The data:
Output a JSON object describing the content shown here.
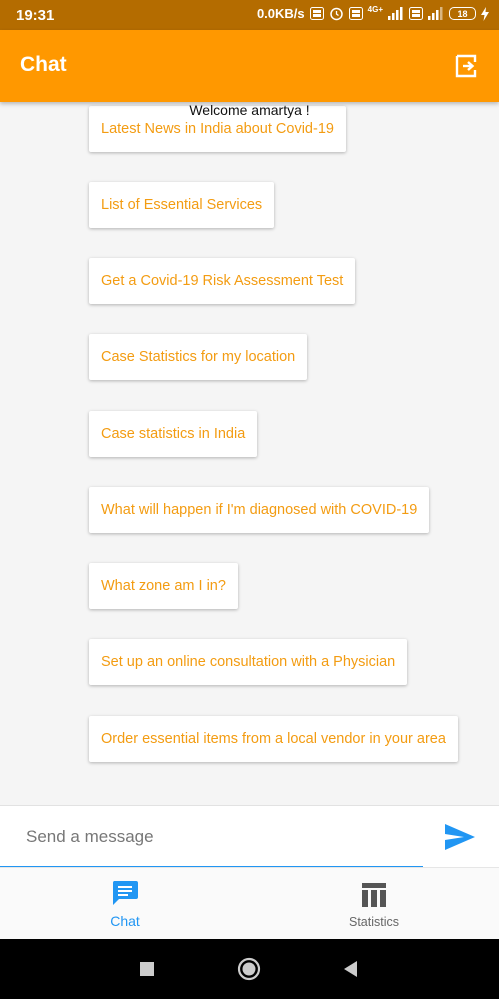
{
  "status_bar": {
    "time": "19:31",
    "net_speed": "0.0KB/s",
    "sim1_type": "4G+",
    "battery": "18"
  },
  "app_bar": {
    "title": "Chat",
    "logout_icon": "logout-icon"
  },
  "chat": {
    "welcome": "Welcome amartya !",
    "suggestions": [
      "Latest News in India about Covid-19",
      "List of Essential Services",
      "Get a Covid-19 Risk Assessment Test",
      "Case Statistics for my location",
      "Case statistics in India",
      "What will happen if I'm diagnosed with COVID-19",
      "What zone am I in?",
      "Set up an online consultation with a Physician",
      "Order essential items from a local vendor in your area"
    ]
  },
  "input": {
    "placeholder": "Send a message",
    "send_icon": "send-icon"
  },
  "bottom_nav": {
    "chat_label": "Chat",
    "stats_label": "Statistics"
  },
  "colors": {
    "primary": "#ff9800",
    "status_bar": "#b46c00",
    "accent_blue": "#2196f3",
    "suggestion_text": "#f39c12"
  }
}
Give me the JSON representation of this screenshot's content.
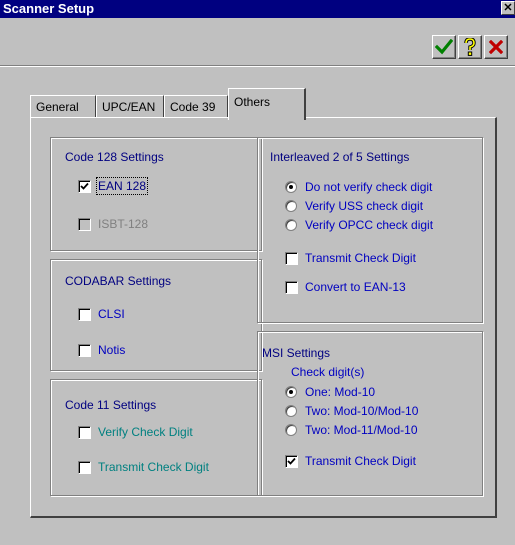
{
  "window": {
    "title": "Scanner Setup",
    "close_glyph": "✕"
  },
  "toolbar": {
    "buttons": [
      {
        "name": "ok-check-icon",
        "color": "#008000"
      },
      {
        "name": "help-question-icon",
        "color": "#808000"
      },
      {
        "name": "cancel-x-icon",
        "color": "#c00000"
      }
    ]
  },
  "tabs": [
    {
      "label": "General"
    },
    {
      "label": "UPC/EAN"
    },
    {
      "label": "Code 39"
    },
    {
      "label": "Others",
      "active": true
    }
  ],
  "code128": {
    "title": "Code 128 Settings",
    "ean128": {
      "label": "EAN 128",
      "checked": true
    },
    "isbt128": {
      "label": "ISBT-128",
      "checked": false,
      "disabled": true
    }
  },
  "codabar": {
    "title": "CODABAR Settings",
    "clsi": {
      "label": "CLSI",
      "checked": false
    },
    "notis": {
      "label": "Notis",
      "checked": false
    }
  },
  "code11": {
    "title": "Code 11 Settings",
    "verify": {
      "label": "Verify Check Digit",
      "checked": false
    },
    "transmit": {
      "label": "Transmit Check Digit",
      "checked": false
    }
  },
  "i2of5": {
    "title": "Interleaved 2 of 5 Settings",
    "options": [
      {
        "label": "Do not verify check digit",
        "selected": true
      },
      {
        "label": "Verify USS check digit",
        "selected": false
      },
      {
        "label": "Verify OPCC check digit",
        "selected": false
      }
    ],
    "transmit": {
      "label": "Transmit Check Digit",
      "checked": false
    },
    "convert": {
      "label": "Convert to EAN-13",
      "checked": false
    }
  },
  "msi": {
    "title": "MSI Settings",
    "subtitle": "Check digit(s)",
    "options": [
      {
        "label": "One: Mod-10",
        "selected": true
      },
      {
        "label": "Two: Mod-10/Mod-10",
        "selected": false
      },
      {
        "label": "Two: Mod-11/Mod-10",
        "selected": false
      }
    ],
    "transmit": {
      "label": "Transmit Check Digit",
      "checked": true
    }
  }
}
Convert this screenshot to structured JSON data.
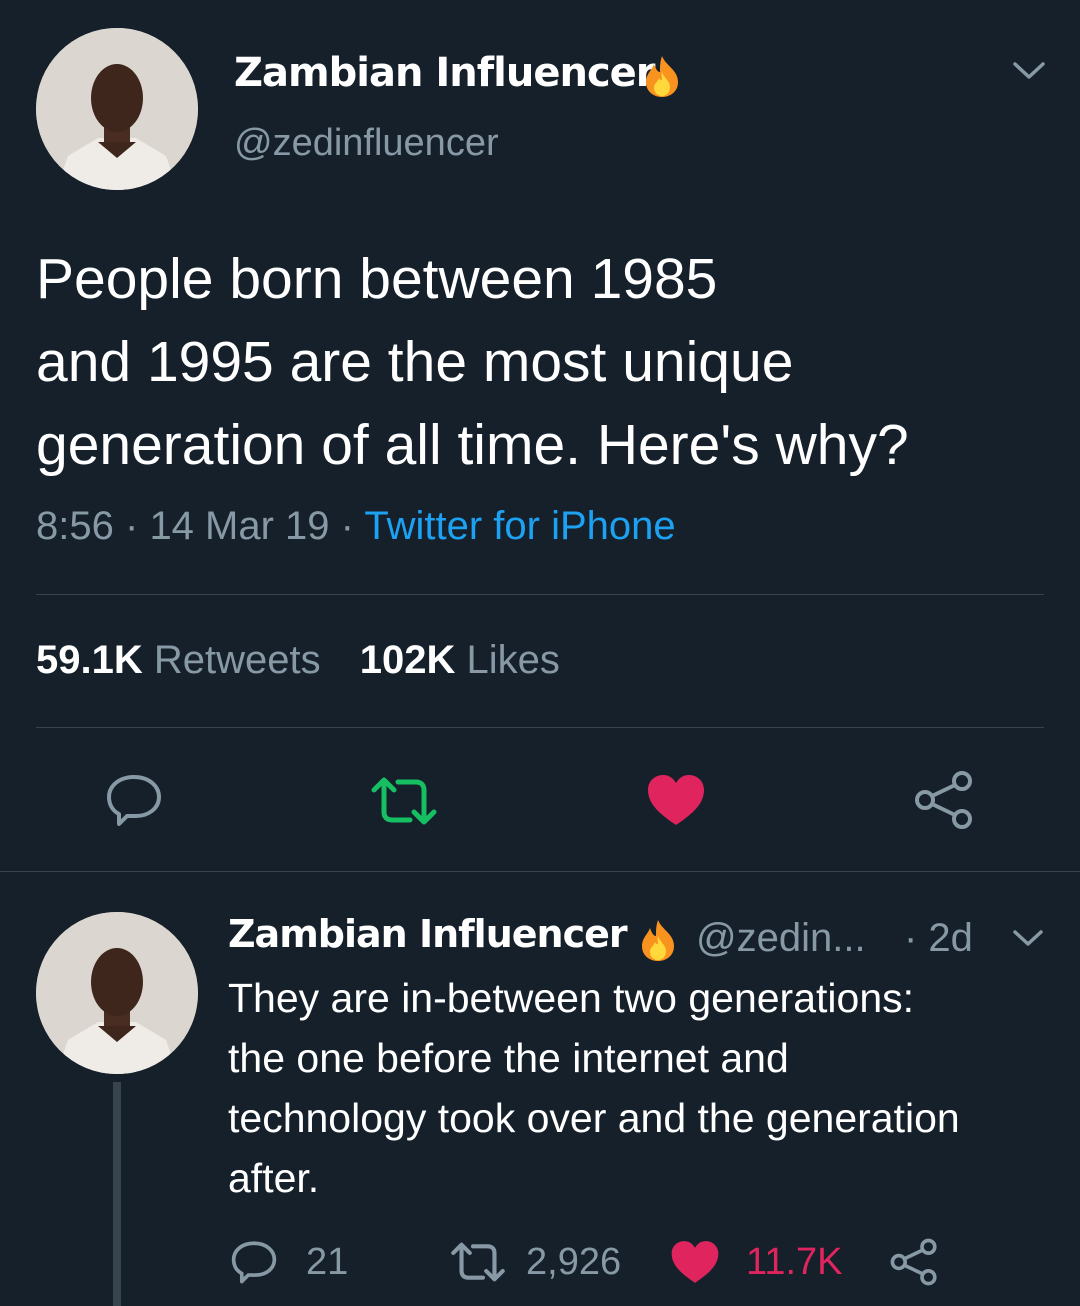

Direction:
Using the listing above, gather each line that holds the string "JSON" and copy it.

Solution to this exercise:
Output a JSON object describing the content shown here.
Give me the JSON representation of this screenshot's content.
Convert this screenshot to structured JSON data.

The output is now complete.